** start Material to process **

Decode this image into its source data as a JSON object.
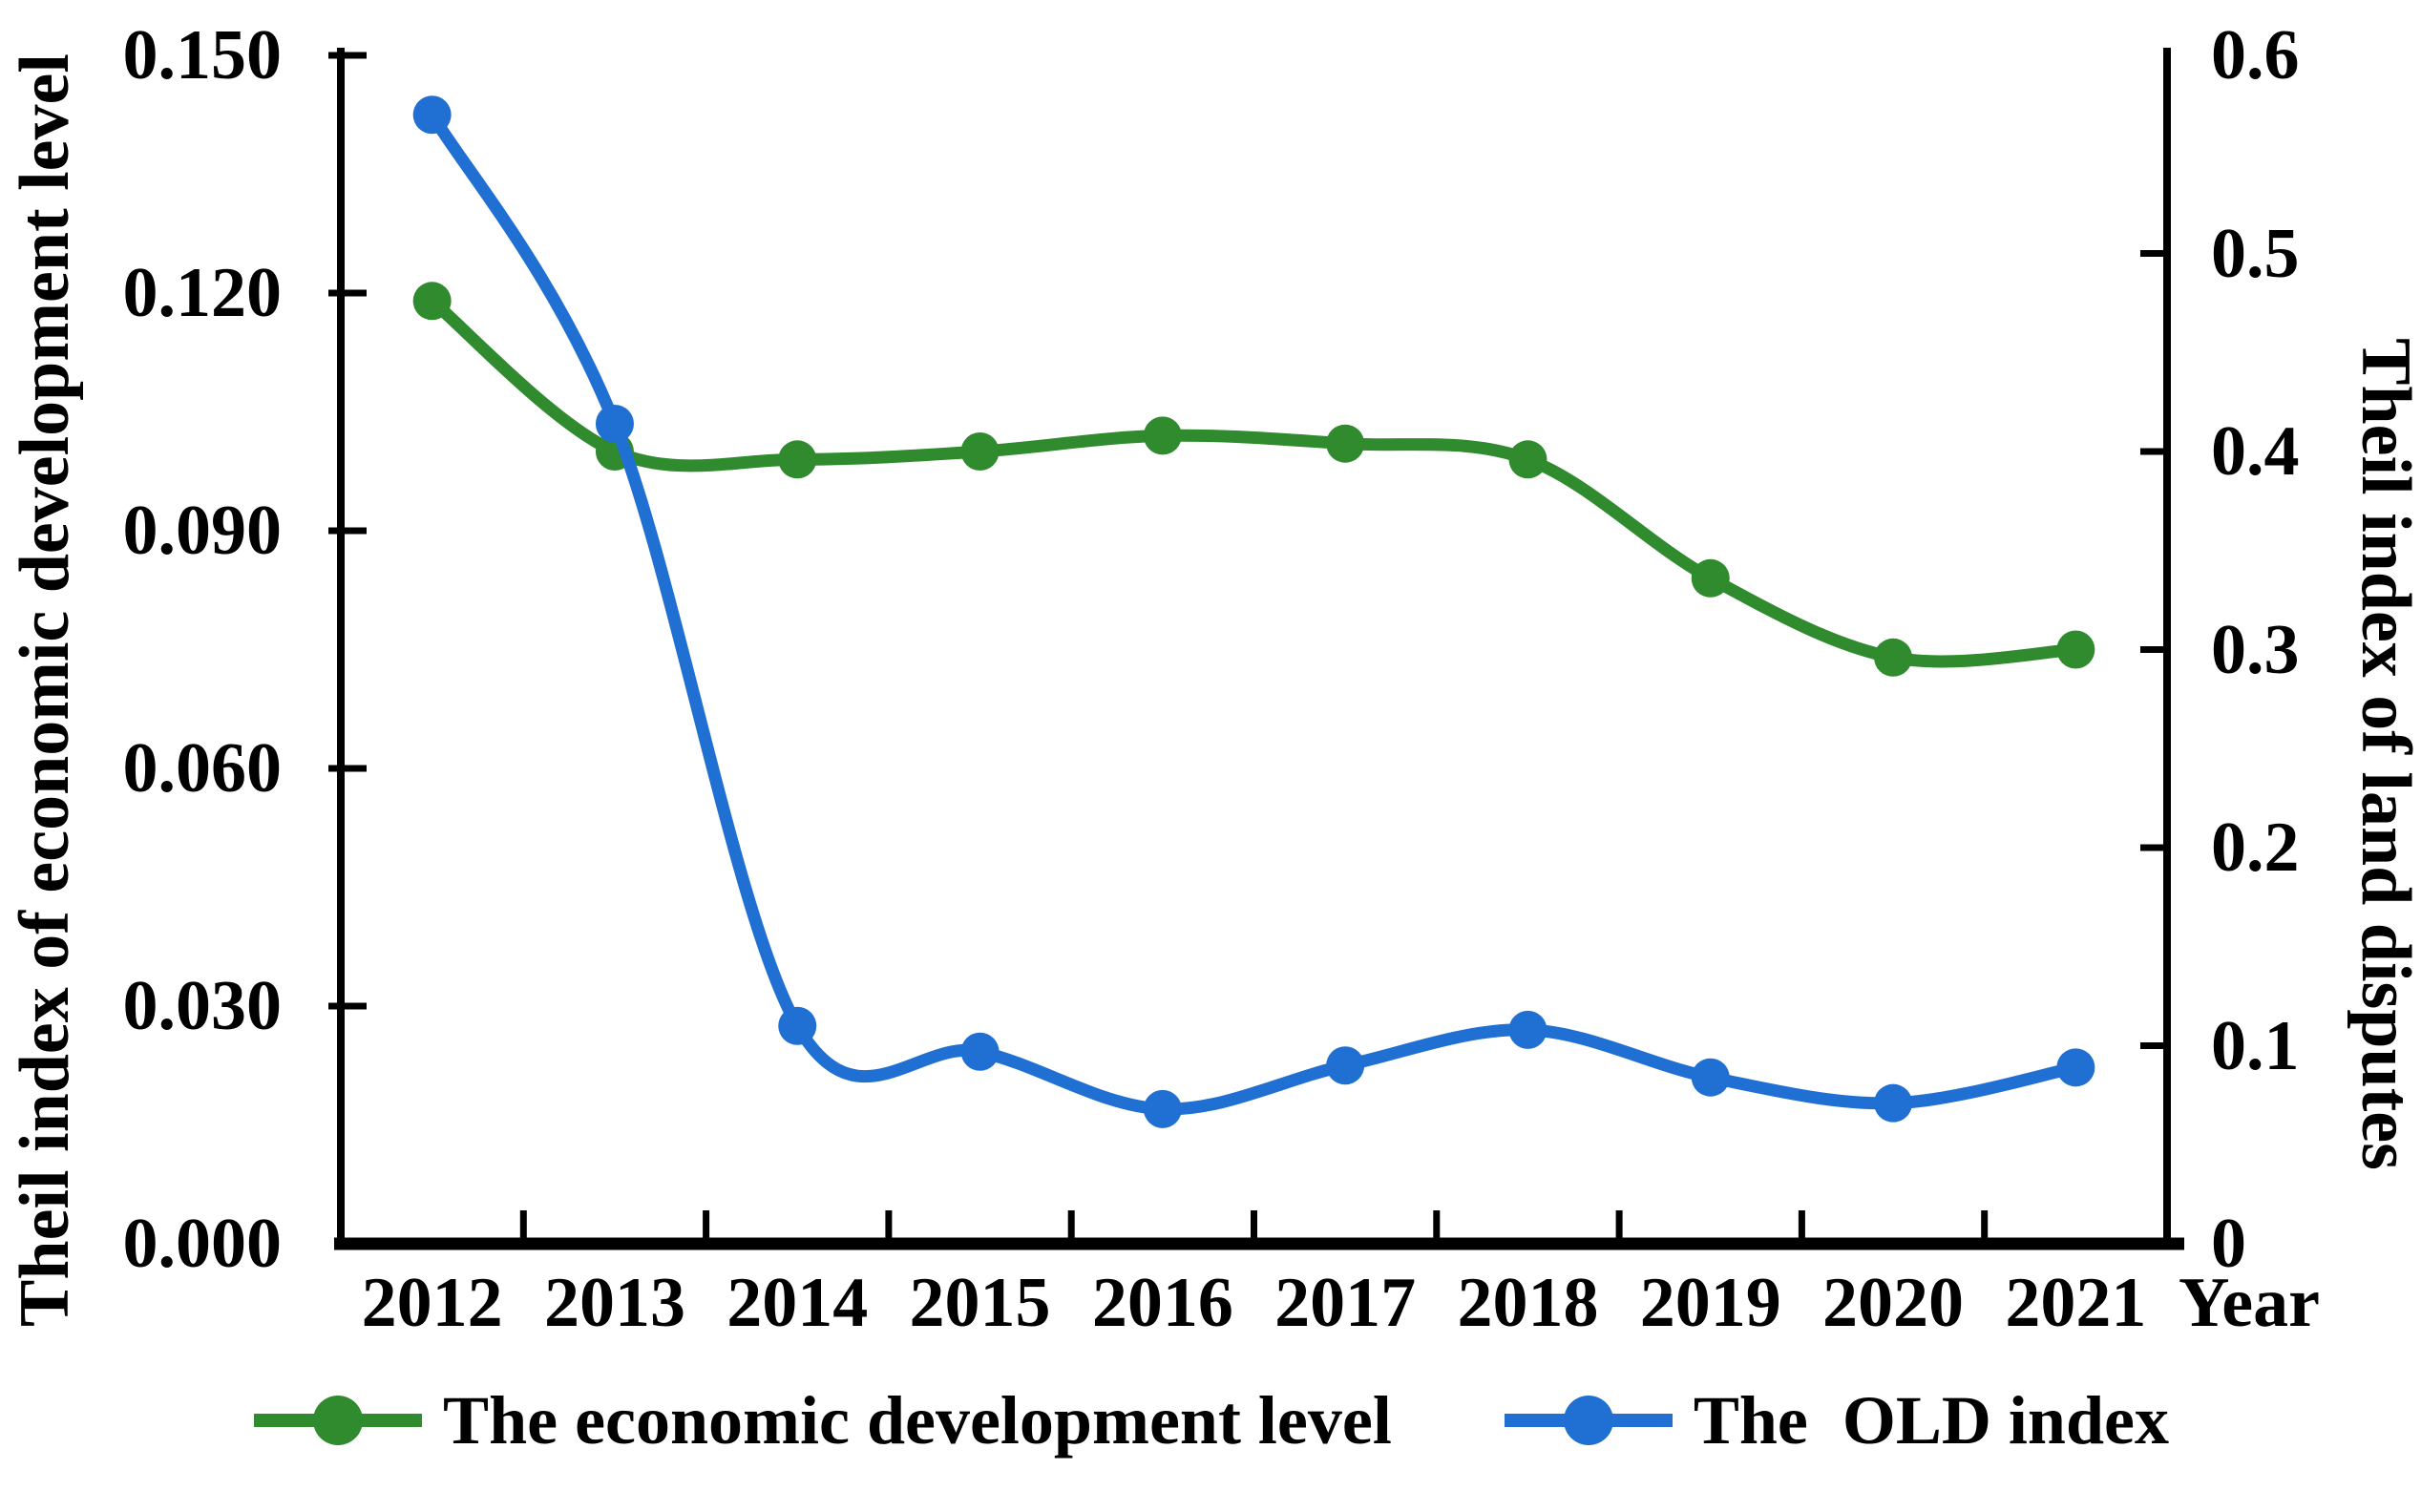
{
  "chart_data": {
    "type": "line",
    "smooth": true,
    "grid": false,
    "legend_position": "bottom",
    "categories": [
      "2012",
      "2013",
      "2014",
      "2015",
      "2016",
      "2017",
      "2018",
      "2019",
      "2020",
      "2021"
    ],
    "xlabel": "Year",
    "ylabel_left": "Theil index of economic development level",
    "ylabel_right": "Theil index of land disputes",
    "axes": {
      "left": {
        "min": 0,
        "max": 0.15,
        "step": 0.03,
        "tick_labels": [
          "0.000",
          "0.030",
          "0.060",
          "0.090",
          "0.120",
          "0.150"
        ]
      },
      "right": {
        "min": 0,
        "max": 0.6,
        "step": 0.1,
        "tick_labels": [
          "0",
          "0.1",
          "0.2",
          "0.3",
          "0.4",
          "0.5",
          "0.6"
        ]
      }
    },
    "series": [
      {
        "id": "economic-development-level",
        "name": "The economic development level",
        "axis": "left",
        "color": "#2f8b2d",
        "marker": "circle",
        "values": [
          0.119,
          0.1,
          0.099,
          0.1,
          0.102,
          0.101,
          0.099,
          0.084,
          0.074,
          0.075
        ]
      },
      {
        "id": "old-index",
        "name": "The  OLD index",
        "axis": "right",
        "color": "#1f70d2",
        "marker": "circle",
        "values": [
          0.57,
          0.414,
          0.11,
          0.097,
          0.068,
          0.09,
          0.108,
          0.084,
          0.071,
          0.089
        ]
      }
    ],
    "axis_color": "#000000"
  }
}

** end Material to process **

§ **Exercise instructions**:
Your answer should be a single number: the count of lines in these records that hold the string "development".

§ **Complete output**:
3